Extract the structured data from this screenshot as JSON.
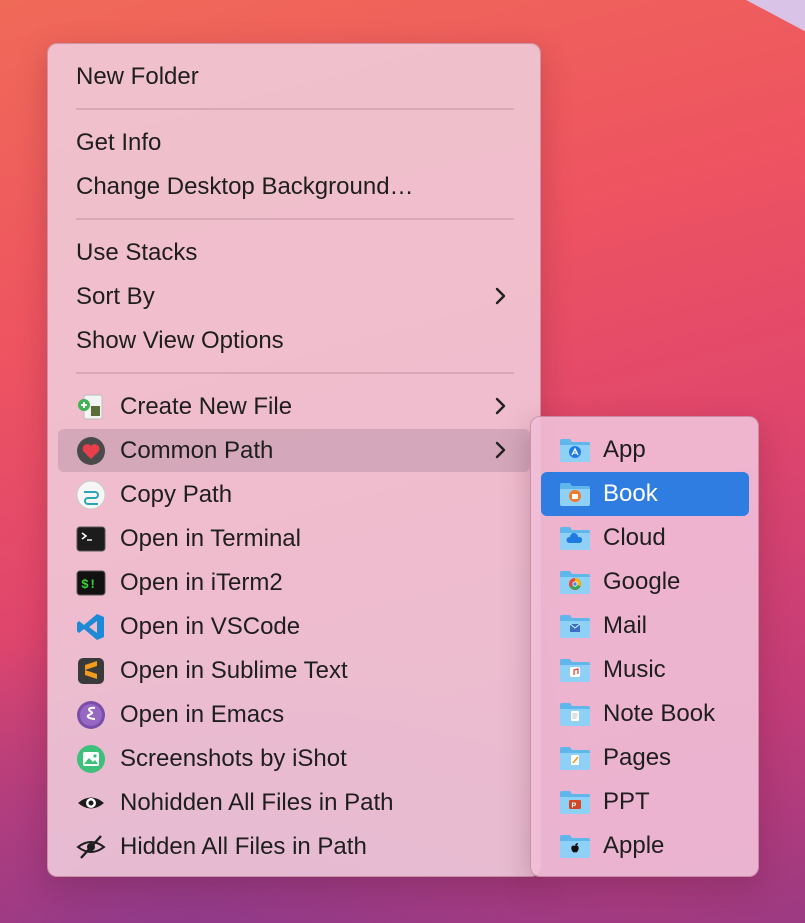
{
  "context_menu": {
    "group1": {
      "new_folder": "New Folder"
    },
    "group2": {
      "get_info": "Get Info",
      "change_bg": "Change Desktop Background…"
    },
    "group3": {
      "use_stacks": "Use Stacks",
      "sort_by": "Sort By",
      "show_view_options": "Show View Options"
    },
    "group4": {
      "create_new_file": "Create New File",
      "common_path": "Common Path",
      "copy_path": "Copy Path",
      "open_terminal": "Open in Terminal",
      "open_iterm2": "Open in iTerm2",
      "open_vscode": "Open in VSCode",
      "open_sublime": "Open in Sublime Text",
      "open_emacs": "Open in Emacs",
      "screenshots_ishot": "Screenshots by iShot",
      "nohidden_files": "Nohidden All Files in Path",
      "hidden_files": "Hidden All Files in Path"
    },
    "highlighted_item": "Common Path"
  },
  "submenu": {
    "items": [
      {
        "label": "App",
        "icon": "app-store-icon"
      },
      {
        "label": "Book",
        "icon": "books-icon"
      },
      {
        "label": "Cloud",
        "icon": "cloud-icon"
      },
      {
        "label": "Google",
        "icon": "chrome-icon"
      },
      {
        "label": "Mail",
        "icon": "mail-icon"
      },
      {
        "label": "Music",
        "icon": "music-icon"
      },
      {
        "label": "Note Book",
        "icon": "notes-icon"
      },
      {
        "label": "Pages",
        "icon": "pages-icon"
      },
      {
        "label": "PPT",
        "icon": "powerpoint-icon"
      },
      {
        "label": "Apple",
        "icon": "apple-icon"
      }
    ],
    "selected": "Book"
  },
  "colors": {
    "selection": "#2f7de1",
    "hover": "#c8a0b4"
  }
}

TASK TO CARRY OUT —
Write out each entry exactly as given, but skip the pictures.

TASK OUTPUT —
Extract the structured data from this screenshot as JSON.
{
  "context_menu": {
    "group1": {
      "new_folder": "New Folder"
    },
    "group2": {
      "get_info": "Get Info",
      "change_bg": "Change Desktop Background…"
    },
    "group3": {
      "use_stacks": "Use Stacks",
      "sort_by": "Sort By",
      "show_view_options": "Show View Options"
    },
    "group4": {
      "create_new_file": "Create New File",
      "common_path": "Common Path",
      "copy_path": "Copy Path",
      "open_terminal": "Open in Terminal",
      "open_iterm2": "Open in iTerm2",
      "open_vscode": "Open in VSCode",
      "open_sublime": "Open in Sublime Text",
      "open_emacs": "Open in Emacs",
      "screenshots_ishot": "Screenshots by iShot",
      "nohidden_files": "Nohidden All Files in Path",
      "hidden_files": "Hidden All Files in Path"
    },
    "highlighted_item": "Common Path"
  },
  "submenu": {
    "items": [
      {
        "label": "App",
        "icon": "app-store-icon"
      },
      {
        "label": "Book",
        "icon": "books-icon"
      },
      {
        "label": "Cloud",
        "icon": "cloud-icon"
      },
      {
        "label": "Google",
        "icon": "chrome-icon"
      },
      {
        "label": "Mail",
        "icon": "mail-icon"
      },
      {
        "label": "Music",
        "icon": "music-icon"
      },
      {
        "label": "Note Book",
        "icon": "notes-icon"
      },
      {
        "label": "Pages",
        "icon": "pages-icon"
      },
      {
        "label": "PPT",
        "icon": "powerpoint-icon"
      },
      {
        "label": "Apple",
        "icon": "apple-icon"
      }
    ],
    "selected": "Book"
  },
  "colors": {
    "selection": "#2f7de1",
    "hover": "#c8a0b4"
  }
}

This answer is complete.